_Given task_
Find the word "transit" in the listing; pull out each line holding it.

_Records from a dataset_
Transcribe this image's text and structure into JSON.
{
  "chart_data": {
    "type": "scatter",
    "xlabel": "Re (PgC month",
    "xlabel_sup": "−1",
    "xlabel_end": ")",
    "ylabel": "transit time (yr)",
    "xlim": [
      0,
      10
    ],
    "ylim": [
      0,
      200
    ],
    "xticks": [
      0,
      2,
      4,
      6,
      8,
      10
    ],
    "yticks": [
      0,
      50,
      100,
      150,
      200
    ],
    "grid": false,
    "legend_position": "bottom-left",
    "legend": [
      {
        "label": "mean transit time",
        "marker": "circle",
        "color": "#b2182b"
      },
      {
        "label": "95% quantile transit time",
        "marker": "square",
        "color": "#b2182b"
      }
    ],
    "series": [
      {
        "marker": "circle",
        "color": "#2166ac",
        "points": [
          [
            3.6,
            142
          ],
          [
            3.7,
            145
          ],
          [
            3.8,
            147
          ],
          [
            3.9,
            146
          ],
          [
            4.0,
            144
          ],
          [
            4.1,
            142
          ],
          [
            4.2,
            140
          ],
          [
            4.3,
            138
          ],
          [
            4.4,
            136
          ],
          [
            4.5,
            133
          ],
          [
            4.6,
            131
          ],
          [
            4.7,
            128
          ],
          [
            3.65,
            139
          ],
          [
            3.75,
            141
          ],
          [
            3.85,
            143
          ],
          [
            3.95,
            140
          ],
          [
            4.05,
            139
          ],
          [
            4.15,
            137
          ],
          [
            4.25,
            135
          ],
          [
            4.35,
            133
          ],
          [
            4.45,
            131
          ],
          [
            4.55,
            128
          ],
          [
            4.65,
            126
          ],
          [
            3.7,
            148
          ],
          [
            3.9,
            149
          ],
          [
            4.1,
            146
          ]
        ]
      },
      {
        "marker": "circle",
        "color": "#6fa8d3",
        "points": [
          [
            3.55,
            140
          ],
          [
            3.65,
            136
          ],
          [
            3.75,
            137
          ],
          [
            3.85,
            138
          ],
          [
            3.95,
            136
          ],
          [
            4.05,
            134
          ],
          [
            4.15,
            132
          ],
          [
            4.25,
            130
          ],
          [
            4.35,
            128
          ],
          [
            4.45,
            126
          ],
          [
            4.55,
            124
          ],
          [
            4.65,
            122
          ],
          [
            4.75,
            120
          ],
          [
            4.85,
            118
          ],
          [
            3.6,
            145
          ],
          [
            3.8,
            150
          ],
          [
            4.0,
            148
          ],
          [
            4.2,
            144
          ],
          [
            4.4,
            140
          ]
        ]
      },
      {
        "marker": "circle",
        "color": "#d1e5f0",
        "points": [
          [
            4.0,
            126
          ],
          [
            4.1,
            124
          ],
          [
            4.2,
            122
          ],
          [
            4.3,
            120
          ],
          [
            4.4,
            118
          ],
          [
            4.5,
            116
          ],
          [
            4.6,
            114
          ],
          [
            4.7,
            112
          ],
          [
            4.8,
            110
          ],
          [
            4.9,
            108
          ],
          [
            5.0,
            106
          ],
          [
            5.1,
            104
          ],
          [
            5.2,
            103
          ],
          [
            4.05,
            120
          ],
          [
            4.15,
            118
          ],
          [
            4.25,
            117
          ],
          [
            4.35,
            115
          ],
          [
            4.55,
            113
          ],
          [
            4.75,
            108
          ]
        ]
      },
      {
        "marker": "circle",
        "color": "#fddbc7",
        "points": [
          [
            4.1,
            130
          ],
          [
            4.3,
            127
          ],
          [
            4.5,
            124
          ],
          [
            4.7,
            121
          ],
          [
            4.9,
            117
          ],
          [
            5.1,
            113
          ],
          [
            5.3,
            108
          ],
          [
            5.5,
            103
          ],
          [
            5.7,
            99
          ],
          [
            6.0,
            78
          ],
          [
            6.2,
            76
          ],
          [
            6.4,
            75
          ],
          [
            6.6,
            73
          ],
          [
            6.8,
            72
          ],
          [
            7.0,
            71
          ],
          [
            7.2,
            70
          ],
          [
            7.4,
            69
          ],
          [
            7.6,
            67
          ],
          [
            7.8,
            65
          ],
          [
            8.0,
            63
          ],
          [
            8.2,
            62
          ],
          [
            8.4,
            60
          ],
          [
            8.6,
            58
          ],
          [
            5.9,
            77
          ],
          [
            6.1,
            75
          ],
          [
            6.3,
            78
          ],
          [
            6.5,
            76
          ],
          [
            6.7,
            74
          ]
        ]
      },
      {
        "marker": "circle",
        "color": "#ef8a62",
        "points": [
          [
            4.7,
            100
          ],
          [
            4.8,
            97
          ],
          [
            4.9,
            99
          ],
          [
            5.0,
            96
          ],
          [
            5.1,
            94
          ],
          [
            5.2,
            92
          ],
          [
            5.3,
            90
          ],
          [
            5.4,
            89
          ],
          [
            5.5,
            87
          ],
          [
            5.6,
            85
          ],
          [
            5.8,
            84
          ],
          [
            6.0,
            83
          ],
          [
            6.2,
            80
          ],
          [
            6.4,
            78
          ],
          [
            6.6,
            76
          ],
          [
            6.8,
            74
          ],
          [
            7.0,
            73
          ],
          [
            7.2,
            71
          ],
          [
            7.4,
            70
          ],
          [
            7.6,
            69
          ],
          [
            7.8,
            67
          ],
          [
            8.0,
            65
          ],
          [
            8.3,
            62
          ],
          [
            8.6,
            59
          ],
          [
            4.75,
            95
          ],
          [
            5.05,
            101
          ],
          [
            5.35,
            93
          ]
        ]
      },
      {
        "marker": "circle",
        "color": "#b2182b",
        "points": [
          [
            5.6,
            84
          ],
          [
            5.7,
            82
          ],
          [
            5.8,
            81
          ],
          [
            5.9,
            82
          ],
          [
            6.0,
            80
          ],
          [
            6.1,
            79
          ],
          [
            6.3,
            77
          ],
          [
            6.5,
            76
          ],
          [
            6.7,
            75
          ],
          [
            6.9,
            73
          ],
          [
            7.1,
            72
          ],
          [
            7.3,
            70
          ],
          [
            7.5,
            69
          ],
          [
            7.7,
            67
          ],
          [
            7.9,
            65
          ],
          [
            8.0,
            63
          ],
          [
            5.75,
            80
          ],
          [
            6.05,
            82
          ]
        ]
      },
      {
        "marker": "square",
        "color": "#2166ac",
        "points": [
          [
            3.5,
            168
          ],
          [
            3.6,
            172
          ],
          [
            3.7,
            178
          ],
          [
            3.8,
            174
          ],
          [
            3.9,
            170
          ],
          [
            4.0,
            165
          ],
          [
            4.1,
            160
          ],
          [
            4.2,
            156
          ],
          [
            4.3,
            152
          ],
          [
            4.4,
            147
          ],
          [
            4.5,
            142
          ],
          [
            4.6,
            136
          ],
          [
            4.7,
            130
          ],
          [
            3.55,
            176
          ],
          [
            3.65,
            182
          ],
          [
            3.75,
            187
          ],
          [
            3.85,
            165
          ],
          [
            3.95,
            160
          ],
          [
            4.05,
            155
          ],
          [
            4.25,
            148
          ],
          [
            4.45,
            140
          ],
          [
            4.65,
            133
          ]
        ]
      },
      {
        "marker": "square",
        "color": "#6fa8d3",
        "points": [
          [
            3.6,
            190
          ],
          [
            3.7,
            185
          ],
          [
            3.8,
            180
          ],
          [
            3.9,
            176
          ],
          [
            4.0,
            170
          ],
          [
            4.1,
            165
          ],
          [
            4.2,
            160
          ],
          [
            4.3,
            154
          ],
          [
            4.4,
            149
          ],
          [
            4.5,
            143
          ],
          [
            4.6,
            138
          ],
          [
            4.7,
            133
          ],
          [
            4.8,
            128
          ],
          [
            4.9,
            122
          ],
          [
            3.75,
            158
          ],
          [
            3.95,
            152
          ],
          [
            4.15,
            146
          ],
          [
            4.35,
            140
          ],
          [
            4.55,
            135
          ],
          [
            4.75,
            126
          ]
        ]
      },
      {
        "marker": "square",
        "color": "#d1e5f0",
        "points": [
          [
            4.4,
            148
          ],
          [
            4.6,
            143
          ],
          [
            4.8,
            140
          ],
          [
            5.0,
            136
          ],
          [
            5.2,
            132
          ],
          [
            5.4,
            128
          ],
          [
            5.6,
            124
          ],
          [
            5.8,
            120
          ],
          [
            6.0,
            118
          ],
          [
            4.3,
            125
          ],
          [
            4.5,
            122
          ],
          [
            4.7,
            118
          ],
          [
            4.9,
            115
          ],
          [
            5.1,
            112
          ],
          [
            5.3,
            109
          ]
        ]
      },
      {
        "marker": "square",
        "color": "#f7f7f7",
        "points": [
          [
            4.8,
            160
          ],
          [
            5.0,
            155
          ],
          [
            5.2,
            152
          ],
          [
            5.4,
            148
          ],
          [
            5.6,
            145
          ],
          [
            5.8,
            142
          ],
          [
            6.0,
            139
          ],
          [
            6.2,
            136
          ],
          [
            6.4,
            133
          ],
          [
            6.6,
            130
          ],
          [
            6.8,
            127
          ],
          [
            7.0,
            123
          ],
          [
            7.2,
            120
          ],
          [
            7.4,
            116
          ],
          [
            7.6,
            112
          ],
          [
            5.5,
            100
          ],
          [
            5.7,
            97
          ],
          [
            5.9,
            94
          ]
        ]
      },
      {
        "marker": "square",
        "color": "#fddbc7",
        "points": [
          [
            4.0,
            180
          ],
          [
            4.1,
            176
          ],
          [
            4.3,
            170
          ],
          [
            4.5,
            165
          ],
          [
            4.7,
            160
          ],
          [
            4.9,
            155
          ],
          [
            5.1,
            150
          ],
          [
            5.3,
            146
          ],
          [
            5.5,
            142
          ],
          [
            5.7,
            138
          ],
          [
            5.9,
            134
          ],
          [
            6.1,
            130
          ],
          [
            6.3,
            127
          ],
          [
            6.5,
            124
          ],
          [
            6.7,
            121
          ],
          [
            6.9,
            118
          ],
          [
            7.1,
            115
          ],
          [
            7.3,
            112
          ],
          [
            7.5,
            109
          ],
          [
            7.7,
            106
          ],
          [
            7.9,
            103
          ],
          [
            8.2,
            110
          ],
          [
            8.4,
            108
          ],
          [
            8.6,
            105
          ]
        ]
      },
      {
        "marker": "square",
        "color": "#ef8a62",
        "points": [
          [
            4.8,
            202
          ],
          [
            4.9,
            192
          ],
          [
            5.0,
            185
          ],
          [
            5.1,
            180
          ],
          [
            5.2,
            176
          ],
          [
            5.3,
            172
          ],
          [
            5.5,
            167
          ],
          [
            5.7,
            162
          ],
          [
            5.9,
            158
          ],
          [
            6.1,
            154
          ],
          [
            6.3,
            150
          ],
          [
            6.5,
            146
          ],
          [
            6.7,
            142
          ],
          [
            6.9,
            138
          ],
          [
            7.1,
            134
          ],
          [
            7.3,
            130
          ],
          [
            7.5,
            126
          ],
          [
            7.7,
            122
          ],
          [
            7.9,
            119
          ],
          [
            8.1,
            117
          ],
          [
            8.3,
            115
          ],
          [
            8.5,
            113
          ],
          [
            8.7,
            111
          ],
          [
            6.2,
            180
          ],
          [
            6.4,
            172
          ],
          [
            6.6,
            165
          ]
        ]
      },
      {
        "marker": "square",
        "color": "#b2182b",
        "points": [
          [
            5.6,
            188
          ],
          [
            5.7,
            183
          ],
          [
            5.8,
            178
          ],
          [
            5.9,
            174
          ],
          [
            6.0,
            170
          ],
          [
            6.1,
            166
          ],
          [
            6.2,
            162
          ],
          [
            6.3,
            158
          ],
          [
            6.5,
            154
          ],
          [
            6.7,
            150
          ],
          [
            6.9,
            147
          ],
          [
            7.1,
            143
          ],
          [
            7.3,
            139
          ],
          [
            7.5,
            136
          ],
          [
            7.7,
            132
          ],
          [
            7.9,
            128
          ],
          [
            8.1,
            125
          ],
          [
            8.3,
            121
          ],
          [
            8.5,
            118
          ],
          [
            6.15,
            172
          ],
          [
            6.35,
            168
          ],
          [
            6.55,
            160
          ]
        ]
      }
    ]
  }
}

_Solution for this task_
    "ylabel": "transit time (yr)",
        "label": "mean transit time",
        "label": "95% quantile transit time",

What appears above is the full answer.